■ **Some records**
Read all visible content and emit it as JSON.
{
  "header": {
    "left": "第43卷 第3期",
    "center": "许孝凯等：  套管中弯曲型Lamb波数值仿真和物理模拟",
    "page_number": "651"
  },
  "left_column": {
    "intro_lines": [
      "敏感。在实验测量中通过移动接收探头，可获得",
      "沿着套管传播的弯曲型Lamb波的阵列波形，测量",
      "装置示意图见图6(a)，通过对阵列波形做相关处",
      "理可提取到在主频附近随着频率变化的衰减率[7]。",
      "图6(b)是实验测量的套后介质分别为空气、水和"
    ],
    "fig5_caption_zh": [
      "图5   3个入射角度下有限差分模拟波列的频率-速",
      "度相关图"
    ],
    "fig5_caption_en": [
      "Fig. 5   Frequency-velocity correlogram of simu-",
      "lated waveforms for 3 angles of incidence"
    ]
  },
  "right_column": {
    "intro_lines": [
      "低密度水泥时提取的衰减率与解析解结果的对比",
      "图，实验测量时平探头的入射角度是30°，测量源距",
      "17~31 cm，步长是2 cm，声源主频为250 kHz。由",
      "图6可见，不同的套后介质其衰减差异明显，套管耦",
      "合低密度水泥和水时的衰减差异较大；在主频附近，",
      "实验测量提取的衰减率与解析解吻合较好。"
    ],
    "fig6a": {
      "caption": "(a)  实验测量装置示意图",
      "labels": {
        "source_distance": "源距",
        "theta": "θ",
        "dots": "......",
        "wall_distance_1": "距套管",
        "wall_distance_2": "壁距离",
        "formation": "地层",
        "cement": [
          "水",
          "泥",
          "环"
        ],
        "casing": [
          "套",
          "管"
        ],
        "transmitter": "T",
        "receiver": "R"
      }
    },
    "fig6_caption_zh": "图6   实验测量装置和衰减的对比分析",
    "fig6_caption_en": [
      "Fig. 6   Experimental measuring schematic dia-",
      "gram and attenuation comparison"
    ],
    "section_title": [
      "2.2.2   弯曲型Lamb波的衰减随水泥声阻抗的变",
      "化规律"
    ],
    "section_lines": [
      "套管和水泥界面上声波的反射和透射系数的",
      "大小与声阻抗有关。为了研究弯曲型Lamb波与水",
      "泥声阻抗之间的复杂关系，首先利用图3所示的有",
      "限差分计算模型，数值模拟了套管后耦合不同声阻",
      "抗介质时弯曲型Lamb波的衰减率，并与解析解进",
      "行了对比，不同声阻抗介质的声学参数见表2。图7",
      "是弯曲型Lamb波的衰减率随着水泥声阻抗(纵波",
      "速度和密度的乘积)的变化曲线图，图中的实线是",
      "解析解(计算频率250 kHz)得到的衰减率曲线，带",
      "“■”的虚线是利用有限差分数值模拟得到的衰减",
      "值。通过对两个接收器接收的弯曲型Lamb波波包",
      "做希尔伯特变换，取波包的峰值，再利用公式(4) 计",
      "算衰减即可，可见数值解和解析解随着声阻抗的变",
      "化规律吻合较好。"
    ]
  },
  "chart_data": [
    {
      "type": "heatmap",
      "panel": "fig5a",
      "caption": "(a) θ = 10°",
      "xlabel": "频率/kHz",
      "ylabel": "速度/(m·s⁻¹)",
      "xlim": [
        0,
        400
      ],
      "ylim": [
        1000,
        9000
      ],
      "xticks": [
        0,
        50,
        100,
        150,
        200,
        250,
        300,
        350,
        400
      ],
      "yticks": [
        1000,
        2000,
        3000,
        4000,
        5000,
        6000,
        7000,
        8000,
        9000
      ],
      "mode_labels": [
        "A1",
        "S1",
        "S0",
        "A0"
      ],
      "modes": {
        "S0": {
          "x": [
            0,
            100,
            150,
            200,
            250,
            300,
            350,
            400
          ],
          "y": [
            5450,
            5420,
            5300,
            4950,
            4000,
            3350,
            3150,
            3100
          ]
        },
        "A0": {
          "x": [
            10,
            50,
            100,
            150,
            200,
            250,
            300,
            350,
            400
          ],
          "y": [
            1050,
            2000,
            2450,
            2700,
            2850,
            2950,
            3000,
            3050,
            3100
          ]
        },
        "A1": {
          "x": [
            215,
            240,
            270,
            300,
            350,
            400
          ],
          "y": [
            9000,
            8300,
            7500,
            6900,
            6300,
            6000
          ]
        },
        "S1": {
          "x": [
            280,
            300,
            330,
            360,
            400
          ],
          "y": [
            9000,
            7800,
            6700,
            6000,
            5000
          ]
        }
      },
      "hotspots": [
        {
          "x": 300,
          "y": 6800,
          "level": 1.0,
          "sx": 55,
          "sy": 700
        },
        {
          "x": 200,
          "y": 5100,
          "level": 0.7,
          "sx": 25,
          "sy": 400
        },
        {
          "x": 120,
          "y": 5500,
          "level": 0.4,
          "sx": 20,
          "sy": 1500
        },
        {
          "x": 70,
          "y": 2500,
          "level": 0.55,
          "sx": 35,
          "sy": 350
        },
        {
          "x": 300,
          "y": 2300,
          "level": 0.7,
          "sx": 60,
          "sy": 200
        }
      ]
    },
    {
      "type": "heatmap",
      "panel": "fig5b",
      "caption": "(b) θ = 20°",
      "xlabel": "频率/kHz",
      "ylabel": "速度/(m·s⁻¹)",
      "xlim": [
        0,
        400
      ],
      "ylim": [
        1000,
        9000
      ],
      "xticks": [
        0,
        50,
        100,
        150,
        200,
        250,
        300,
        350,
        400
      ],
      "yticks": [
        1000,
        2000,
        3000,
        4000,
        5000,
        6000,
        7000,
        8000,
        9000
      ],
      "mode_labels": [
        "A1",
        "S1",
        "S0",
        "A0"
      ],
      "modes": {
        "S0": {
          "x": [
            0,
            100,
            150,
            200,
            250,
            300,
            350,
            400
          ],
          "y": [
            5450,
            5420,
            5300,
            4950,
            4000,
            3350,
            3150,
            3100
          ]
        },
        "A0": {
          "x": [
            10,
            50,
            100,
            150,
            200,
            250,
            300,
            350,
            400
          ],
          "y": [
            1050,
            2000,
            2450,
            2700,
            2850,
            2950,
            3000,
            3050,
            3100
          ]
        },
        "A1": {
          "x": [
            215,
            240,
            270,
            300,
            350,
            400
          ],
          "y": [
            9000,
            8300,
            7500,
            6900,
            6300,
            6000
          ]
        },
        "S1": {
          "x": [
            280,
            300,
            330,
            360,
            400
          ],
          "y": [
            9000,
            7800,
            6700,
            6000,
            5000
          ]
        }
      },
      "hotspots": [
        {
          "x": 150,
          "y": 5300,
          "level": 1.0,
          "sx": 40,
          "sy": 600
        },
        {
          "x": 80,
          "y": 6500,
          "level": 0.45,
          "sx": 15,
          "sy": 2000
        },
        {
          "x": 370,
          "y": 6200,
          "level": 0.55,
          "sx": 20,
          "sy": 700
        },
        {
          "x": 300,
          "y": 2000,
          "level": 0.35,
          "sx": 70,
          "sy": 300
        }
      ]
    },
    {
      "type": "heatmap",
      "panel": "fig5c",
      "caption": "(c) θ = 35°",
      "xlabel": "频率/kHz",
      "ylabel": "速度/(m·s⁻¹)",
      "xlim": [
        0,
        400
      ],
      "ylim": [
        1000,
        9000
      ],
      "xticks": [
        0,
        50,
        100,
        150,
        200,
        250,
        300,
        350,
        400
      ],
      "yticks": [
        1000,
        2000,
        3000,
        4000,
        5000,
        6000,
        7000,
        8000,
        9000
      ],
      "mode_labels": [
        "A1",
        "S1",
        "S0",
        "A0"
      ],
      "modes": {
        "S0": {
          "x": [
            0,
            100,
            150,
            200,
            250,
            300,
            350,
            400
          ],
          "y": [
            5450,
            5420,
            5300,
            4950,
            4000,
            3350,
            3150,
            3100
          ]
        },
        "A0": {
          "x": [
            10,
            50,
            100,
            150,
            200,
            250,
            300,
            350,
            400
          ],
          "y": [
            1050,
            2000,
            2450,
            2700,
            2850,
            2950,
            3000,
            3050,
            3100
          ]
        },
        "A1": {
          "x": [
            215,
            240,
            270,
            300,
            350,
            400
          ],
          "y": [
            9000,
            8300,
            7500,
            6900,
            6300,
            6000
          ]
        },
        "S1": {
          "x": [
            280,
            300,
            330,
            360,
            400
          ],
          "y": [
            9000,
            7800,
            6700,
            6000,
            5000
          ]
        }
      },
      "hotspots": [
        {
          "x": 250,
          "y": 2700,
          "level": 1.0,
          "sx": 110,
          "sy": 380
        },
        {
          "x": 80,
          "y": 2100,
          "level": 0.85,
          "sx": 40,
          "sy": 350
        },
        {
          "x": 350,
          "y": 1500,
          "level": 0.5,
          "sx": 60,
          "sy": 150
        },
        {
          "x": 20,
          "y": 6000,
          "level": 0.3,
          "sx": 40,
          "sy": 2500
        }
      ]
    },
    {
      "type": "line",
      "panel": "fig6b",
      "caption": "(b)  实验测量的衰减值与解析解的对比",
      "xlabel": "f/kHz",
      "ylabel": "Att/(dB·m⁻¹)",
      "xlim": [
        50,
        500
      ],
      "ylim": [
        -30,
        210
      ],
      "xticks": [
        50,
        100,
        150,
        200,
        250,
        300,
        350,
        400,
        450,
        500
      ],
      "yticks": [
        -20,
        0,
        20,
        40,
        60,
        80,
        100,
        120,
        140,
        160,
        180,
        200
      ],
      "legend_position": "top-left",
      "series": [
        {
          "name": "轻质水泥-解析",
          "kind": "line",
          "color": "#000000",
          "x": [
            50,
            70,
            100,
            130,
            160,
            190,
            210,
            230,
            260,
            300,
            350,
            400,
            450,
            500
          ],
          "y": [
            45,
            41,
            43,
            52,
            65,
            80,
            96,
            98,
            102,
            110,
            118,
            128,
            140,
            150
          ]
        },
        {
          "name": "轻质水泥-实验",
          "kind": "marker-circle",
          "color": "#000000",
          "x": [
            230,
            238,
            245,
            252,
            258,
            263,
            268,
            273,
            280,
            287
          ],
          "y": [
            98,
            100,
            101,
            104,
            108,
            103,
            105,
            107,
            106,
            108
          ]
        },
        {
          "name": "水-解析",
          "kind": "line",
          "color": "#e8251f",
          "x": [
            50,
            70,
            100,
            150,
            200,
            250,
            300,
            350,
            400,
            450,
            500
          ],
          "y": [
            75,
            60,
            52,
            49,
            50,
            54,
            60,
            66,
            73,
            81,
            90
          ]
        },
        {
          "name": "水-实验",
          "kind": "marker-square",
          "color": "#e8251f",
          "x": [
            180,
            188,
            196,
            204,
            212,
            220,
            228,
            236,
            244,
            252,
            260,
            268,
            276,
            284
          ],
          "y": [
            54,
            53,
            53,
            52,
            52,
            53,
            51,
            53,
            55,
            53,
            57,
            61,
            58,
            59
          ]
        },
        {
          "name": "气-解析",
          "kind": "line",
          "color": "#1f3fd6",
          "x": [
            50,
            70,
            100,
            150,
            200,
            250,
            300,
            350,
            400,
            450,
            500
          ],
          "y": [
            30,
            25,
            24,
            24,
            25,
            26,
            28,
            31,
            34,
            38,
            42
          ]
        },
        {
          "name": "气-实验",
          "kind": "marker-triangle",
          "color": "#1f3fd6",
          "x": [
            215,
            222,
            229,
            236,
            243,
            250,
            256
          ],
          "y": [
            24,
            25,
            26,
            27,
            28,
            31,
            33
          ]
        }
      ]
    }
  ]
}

■ **Directive**
Find each line holding "panel". Copy it out.

■ **Output**
      "panel": "fig5a",
      "panel": "fig5b",
      "panel": "fig5c",
      "panel": "fig6b",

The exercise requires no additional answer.